Raw records
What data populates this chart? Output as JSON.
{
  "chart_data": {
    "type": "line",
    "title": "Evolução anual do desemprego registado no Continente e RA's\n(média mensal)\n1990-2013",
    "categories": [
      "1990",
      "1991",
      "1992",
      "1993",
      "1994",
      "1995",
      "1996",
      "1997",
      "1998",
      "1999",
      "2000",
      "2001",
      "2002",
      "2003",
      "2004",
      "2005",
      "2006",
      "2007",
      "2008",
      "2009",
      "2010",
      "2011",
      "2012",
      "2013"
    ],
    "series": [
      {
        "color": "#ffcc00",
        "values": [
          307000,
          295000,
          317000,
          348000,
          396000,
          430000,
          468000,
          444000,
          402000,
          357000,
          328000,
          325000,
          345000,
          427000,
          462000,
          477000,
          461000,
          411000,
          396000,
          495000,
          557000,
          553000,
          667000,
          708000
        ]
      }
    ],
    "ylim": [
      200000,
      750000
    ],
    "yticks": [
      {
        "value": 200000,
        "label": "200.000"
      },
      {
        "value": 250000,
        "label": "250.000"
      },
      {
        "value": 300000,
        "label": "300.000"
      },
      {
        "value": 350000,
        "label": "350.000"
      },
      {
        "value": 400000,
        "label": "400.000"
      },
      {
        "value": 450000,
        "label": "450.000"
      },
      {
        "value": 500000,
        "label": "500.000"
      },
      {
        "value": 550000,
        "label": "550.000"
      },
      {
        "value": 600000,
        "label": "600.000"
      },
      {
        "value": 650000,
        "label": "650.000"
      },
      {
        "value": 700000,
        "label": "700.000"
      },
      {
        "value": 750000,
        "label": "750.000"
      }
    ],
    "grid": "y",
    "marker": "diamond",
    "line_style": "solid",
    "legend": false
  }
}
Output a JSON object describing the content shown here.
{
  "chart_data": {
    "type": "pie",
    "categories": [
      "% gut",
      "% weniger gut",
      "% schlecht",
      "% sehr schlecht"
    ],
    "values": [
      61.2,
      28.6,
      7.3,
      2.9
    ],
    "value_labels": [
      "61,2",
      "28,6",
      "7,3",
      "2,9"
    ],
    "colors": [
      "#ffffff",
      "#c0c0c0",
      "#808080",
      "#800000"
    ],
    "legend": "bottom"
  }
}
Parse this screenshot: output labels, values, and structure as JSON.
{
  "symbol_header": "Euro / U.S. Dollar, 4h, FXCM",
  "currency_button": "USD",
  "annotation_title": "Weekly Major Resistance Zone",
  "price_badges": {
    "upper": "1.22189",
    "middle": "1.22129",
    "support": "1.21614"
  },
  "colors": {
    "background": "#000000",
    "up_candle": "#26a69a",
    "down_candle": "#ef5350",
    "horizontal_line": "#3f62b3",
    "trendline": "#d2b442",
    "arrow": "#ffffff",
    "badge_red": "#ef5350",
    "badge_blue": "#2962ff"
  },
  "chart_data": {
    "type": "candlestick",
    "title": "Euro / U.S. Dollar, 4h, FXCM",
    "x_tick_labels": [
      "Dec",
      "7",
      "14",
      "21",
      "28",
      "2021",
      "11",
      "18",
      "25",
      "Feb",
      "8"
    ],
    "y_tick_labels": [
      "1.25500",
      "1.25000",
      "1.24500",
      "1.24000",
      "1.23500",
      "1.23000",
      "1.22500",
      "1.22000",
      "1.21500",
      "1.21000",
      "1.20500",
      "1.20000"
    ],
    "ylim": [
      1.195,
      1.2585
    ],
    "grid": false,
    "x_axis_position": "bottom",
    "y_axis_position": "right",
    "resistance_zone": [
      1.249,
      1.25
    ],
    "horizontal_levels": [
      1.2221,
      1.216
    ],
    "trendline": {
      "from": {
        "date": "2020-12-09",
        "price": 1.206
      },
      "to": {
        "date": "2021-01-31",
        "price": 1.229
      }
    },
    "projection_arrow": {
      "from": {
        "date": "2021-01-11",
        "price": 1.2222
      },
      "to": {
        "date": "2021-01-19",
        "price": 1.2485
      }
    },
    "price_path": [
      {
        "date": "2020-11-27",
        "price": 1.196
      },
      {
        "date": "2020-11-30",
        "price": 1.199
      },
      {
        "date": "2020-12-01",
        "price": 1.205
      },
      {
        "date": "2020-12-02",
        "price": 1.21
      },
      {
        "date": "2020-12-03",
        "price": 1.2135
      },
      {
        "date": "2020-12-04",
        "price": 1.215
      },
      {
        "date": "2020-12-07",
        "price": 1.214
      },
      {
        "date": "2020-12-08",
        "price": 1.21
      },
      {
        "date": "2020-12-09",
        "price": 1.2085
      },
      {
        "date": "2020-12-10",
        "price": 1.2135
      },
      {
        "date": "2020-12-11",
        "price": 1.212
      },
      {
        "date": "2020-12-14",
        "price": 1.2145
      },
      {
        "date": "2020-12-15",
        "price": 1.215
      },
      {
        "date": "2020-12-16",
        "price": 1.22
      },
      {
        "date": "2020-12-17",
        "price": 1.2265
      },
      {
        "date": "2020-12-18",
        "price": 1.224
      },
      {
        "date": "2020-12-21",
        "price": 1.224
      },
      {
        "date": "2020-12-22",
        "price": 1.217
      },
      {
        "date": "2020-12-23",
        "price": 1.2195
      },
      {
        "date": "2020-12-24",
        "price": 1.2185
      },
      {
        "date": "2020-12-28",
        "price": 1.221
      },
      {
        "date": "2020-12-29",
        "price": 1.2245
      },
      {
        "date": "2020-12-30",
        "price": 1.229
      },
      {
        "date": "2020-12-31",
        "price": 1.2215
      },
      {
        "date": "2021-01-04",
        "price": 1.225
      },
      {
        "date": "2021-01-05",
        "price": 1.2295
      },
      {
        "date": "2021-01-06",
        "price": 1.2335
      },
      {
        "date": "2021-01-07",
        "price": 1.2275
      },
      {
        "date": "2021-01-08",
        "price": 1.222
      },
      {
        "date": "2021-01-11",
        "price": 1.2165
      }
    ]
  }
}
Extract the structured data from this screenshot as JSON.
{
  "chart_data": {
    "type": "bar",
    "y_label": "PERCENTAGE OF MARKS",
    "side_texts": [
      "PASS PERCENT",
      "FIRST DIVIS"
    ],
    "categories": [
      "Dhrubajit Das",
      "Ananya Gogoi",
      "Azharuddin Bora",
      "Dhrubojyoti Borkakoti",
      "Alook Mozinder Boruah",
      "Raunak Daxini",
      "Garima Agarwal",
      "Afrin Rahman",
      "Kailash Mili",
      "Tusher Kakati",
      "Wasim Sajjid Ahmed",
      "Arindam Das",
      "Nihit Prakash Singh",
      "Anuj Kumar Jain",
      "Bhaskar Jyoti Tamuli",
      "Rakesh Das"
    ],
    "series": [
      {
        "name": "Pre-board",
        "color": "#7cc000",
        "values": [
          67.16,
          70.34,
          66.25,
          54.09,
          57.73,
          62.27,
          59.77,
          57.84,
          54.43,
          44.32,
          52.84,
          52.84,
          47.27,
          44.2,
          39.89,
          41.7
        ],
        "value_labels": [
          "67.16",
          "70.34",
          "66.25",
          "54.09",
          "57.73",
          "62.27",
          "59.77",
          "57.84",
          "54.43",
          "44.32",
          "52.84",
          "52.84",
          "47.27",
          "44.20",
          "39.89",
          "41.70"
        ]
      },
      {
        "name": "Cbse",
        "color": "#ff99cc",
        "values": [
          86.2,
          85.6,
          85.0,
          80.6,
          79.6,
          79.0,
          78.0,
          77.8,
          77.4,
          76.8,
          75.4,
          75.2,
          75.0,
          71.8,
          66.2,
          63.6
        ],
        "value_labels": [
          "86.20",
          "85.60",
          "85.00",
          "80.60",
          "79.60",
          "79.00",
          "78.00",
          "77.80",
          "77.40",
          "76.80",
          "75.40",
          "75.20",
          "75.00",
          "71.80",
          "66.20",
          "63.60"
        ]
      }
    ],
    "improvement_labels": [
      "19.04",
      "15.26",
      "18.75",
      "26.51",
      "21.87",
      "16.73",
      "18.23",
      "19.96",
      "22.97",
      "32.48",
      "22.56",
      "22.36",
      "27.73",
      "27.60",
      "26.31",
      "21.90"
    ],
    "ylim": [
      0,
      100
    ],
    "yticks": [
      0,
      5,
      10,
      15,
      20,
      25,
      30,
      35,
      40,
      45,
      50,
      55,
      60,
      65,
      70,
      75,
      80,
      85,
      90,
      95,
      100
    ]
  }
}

_Written instruction_:
Copy every line of the listing that includes the string "type".

_Solution below_:
    "type": "line",
    "type": "pie",
    "type": "candlestick",
    "type": "bar",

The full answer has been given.